*** SOURCE DATA ***
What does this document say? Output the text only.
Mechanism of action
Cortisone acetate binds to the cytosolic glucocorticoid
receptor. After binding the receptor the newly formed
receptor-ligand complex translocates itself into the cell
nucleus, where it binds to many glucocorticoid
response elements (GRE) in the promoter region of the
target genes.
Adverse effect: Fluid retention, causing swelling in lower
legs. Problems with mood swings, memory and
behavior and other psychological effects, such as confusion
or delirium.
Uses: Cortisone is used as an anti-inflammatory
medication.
*** End of SOURCE DATA ***
THE PROBLEM> Whatever is in the entries above, write it out exactly.

WRITTEN SOLUTION>
What does this document say? Output the text only.
Mechanism of action
Cortisone acetate binds to the cytosolic glucocorticoid
receptor. After binding the receptor the newly formed
receptor-ligand complex translocates itself into the cell
nucleus, where it binds to many glucocorticoid
response elements (GRE) in the promoter region of the
target genes.
Adverse effect: Fluid retention, causing swelling in lower
legs. Problems with mood swings, memory and
behavior and other psychological effects, such as confusion
or delirium.
Uses: Cortisone is used as an anti-inflammatory
medication.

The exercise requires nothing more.